Stored data:

================================

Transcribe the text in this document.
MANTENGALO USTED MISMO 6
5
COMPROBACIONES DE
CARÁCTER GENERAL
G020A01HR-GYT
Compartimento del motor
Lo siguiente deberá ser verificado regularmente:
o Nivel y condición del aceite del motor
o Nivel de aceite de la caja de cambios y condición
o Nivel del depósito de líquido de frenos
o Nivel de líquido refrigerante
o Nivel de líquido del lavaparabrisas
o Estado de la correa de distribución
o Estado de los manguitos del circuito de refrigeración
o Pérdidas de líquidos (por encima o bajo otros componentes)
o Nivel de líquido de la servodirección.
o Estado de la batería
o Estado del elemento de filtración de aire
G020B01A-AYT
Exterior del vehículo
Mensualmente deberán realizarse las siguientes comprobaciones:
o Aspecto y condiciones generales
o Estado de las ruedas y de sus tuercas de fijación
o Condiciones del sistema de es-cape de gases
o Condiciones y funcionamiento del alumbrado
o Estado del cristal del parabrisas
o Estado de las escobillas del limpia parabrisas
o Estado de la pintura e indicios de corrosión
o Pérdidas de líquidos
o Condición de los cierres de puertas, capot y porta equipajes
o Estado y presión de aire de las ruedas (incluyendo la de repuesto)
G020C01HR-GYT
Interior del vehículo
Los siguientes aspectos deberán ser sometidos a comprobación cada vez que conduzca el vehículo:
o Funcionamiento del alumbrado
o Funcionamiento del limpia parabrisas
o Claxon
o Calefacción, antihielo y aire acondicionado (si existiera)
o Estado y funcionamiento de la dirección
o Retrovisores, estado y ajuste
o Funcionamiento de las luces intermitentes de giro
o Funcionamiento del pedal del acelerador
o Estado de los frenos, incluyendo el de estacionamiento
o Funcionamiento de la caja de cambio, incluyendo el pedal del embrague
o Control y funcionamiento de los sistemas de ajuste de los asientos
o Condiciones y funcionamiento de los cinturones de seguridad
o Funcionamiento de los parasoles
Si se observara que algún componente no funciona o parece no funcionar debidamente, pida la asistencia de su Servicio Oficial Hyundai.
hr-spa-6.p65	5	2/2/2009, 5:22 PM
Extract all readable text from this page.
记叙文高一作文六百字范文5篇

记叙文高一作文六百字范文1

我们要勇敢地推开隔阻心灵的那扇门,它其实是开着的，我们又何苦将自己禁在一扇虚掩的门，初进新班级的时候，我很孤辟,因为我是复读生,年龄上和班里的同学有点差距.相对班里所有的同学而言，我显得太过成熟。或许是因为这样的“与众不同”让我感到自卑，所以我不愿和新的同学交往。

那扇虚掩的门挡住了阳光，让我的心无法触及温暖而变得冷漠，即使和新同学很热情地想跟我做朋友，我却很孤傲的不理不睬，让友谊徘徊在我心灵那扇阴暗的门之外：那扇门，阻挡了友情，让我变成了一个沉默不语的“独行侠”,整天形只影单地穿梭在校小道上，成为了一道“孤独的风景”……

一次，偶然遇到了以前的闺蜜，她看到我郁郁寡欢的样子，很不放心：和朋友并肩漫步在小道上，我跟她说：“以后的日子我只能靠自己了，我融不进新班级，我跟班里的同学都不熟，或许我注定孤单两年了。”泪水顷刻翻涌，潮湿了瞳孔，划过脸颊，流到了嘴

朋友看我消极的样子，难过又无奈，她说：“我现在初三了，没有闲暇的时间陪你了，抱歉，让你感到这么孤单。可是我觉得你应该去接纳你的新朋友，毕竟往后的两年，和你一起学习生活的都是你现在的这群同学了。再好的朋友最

================================

→ **WRITTEN EXERCISE**:
Reproduce every line of the listing above in which the string "incluyendo" appears.

→ **TASK ANSWER**:
o Estado y presión de aire de las ruedas (incluyendo la de repuesto)
o Estado de los frenos, incluyendo el de estacionamiento
o Funcionamiento de la caja de cambio, incluyendo el pedal del embrague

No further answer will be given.